Given problem: Everything in the listing should be restated word for word.

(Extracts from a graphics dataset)
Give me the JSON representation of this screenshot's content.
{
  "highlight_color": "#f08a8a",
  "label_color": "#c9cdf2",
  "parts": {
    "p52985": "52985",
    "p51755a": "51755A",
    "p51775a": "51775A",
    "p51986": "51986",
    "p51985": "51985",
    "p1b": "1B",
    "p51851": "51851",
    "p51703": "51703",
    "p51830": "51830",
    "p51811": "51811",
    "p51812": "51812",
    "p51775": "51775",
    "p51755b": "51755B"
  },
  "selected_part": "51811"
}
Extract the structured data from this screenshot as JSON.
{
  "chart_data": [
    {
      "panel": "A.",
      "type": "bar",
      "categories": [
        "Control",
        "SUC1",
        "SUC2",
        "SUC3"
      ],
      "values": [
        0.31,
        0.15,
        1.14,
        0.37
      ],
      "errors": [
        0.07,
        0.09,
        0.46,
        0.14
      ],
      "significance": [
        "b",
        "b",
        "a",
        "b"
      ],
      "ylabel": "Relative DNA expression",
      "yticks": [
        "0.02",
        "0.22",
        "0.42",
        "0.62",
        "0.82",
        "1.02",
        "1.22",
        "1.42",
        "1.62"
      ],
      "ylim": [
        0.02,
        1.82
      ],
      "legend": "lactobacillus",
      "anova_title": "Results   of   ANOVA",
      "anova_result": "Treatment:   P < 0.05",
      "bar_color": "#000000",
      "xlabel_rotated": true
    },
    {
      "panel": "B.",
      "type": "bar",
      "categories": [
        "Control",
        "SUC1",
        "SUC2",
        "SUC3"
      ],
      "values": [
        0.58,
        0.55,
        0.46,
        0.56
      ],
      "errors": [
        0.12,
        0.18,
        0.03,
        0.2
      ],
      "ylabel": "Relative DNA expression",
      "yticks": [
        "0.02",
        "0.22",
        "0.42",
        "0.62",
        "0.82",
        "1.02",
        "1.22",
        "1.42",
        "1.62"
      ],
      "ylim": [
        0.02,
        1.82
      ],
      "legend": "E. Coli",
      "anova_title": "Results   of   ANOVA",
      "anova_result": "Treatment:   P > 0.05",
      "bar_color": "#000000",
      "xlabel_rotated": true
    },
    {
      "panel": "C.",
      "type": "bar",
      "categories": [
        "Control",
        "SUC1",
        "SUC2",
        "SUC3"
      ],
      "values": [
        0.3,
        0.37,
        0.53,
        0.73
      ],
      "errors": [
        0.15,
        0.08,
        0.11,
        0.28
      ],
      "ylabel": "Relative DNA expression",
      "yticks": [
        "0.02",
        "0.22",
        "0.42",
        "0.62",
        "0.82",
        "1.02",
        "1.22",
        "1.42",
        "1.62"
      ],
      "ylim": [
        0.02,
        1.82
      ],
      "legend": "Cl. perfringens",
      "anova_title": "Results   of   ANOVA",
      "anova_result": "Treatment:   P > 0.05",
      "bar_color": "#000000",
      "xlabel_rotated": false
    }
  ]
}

Response:
Give me the JSON representation of this screenshot's content.
{
  "highlight_color": "#f08a8a",
  "label_color": "#c9cdf2",
  "parts": {
    "p52985": "52985",
    "p51755a": "51755A",
    "p51775a": "51775A",
    "p51986": "51986",
    "p51985": "51985",
    "p1b": "1B",
    "p51851": "51851",
    "p51703": "51703",
    "p51830": "51830",
    "p51811": "51811",
    "p51812": "51812",
    "p51775": "51775",
    "p51755b": "51755B"
  },
  "selected_part": "51811"
}
Extract the structured data from this screenshot as JSON.
{
  "chart_data": [
    {
      "panel": "A.",
      "type": "bar",
      "categories": [
        "Control",
        "SUC1",
        "SUC2",
        "SUC3"
      ],
      "values": [
        0.31,
        0.15,
        1.14,
        0.37
      ],
      "errors": [
        0.07,
        0.09,
        0.46,
        0.14
      ],
      "significance": [
        "b",
        "b",
        "a",
        "b"
      ],
      "ylabel": "Relative DNA expression",
      "yticks": [
        "0.02",
        "0.22",
        "0.42",
        "0.62",
        "0.82",
        "1.02",
        "1.22",
        "1.42",
        "1.62"
      ],
      "ylim": [
        0.02,
        1.82
      ],
      "legend": "lactobacillus",
      "anova_title": "Results   of   ANOVA",
      "anova_result": "Treatment:   P < 0.05",
      "bar_color": "#000000",
      "xlabel_rotated": true
    },
    {
      "panel": "B.",
      "type": "bar",
      "categories": [
        "Control",
        "SUC1",
        "SUC2",
        "SUC3"
      ],
      "values": [
        0.58,
        0.55,
        0.46,
        0.56
      ],
      "errors": [
        0.12,
        0.18,
        0.03,
        0.2
      ],
      "ylabel": "Relative DNA expression",
      "yticks": [
        "0.02",
        "0.22",
        "0.42",
        "0.62",
        "0.82",
        "1.02",
        "1.22",
        "1.42",
        "1.62"
      ],
      "ylim": [
        0.02,
        1.82
      ],
      "legend": "E. Coli",
      "anova_title": "Results   of   ANOVA",
      "anova_result": "Treatment:   P > 0.05",
      "bar_color": "#000000",
      "xlabel_rotated": true
    },
    {
      "panel": "C.",
      "type": "bar",
      "categories": [
        "Control",
        "SUC1",
        "SUC2",
        "SUC3"
      ],
      "values": [
        0.3,
        0.37,
        0.53,
        0.73
      ],
      "errors": [
        0.15,
        0.08,
        0.11,
        0.28
      ],
      "ylabel": "Relative DNA expression",
      "yticks": [
        "0.02",
        "0.22",
        "0.42",
        "0.62",
        "0.82",
        "1.02",
        "1.22",
        "1.42",
        "1.62"
      ],
      "ylim": [
        0.02,
        1.82
      ],
      "legend": "Cl. perfringens",
      "anova_title": "Results   of   ANOVA",
      "anova_result": "Treatment:   P > 0.05",
      "bar_color": "#000000",
      "xlabel_rotated": false
    }
  ]
}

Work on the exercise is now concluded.